▶ **Exercise aim**: The records below are to be copied word for word, with every picture left out.

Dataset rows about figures
* Begin *

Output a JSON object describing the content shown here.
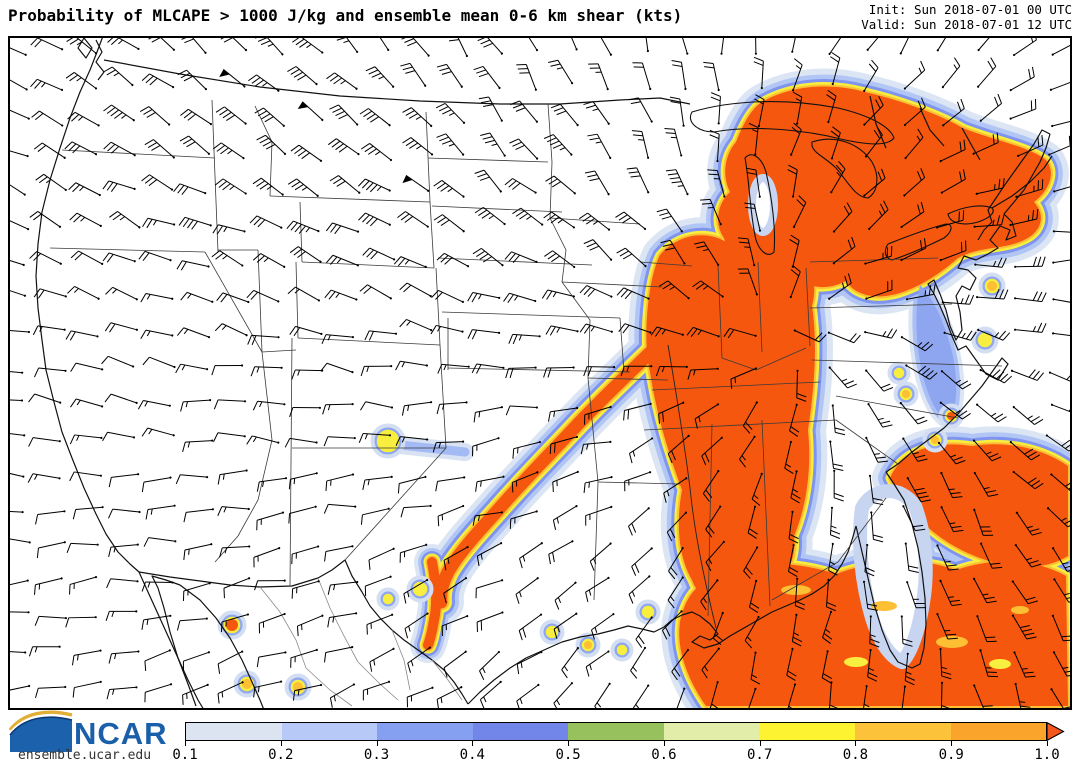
{
  "header": {
    "title": "Probability of MLCAPE > 1000 J/kg and ensemble mean 0-6 km shear (kts)",
    "init_label": "Init: Sun 2018-07-01 00 UTC",
    "valid_label": "Valid: Sun 2018-07-01 12 UTC"
  },
  "footer": {
    "logo_text": "NCAR",
    "site_url": "ensemble.ucar.edu"
  },
  "chart_data": {
    "type": "heatmap",
    "title": "Probability of MLCAPE > 1000 J/kg and ensemble mean 0-6 km shear (kts)",
    "init_time": "Sun 2018-07-01 00 UTC",
    "valid_time": "Sun 2018-07-01 12 UTC",
    "region": "Continental United States with southern Canada and northern Mexico",
    "layers": [
      "Probability of MLCAPE > 1000 J/kg shown as filled color contours",
      "Ensemble mean 0-6 km shear shown as wind barbs (kts)",
      "State, national and coastline borders"
    ],
    "colorbar": {
      "orientation": "horizontal",
      "tick_labels": [
        "0.1",
        "0.2",
        "0.3",
        "0.4",
        "0.5",
        "0.6",
        "0.7",
        "0.8",
        "0.9",
        "1.0"
      ],
      "segment_colors": [
        "#dce4f1",
        "#b7c9f7",
        "#85a0f1",
        "#7285e9",
        "#96c15c",
        "#e3edaa",
        "#fdf330",
        "#fcc23a",
        "#fba42c"
      ],
      "overflow_arrow_color": "#f4581c",
      "range": [
        0.1,
        1.0
      ]
    },
    "probability_core_color": "#f5570f",
    "high_probability_regions": [
      "Upper Midwest and Great Lakes into southern Ontario and Quebec",
      "Mississippi Valley from Illinois south to Louisiana and the central Gulf coast",
      "Diagonal band from Iowa through Kansas and Oklahoma into Texas",
      "Northeast: upstate New York, Vermont and New Hampshire",
      "Atlantic waters off the Carolinas",
      "Gulf of Mexico, Florida coastal waters and the Bahamas",
      "Isolated spots over northwest Mexico and the mid-Atlantic coastal waters"
    ]
  }
}
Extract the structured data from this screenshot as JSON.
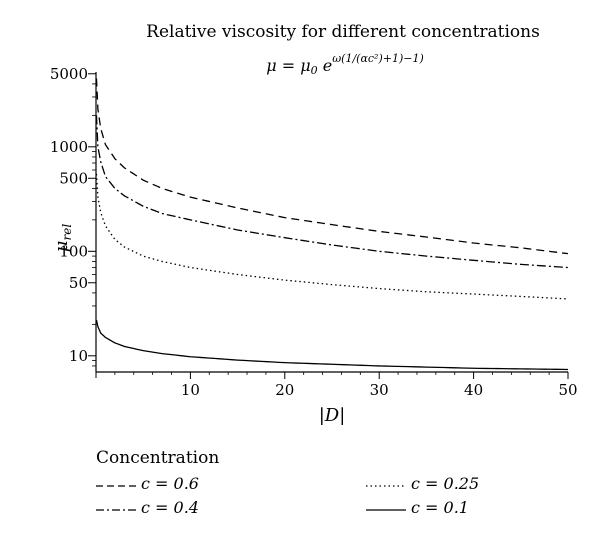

* End *

▶ **Correct result**:
Output a JSON object describing the content shown here.
{
  "header": {
    "title": "Probability of MLCAPE > 1000 J/kg and ensemble mean 0-6 km shear (kts)",
    "init_label": "Init: Sun 2018-07-01 00 UTC",
    "valid_label": "Valid: Sun 2018-07-01 12 UTC"
  },
  "footer": {
    "logo_text": "NCAR",
    "site_url": "ensemble.ucar.edu"
  },
  "chart_data": {
    "type": "heatmap",
    "title": "Probability of MLCAPE > 1000 J/kg and ensemble mean 0-6 km shear (kts)",
    "init_time": "Sun 2018-07-01 00 UTC",
    "valid_time": "Sun 2018-07-01 12 UTC",
    "region": "Continental United States with southern Canada and northern Mexico",
    "layers": [
      "Probability of MLCAPE > 1000 J/kg shown as filled color contours",
      "Ensemble mean 0-6 km shear shown as wind barbs (kts)",
      "State, national and coastline borders"
    ],
    "colorbar": {
      "orientation": "horizontal",
      "tick_labels": [
        "0.1",
        "0.2",
        "0.3",
        "0.4",
        "0.5",
        "0.6",
        "0.7",
        "0.8",
        "0.9",
        "1.0"
      ],
      "segment_colors": [
        "#dce4f1",
        "#b7c9f7",
        "#85a0f1",
        "#7285e9",
        "#96c15c",
        "#e3edaa",
        "#fdf330",
        "#fcc23a",
        "#fba42c"
      ],
      "overflow_arrow_color": "#f4581c",
      "range": [
        0.1,
        1.0
      ]
    },
    "probability_core_color": "#f5570f",
    "high_probability_regions": [
      "Upper Midwest and Great Lakes into southern Ontario and Quebec",
      "Mississippi Valley from Illinois south to Louisiana and the central Gulf coast",
      "Diagonal band from Iowa through Kansas and Oklahoma into Texas",
      "Northeast: upstate New York, Vermont and New Hampshire",
      "Atlantic waters off the Carolinas",
      "Gulf of Mexico, Florida coastal waters and the Bahamas",
      "Isolated spots over northwest Mexico and the mid-Atlantic coastal waters"
    ]
  }
}
Extract the structured data from this screenshot as JSON.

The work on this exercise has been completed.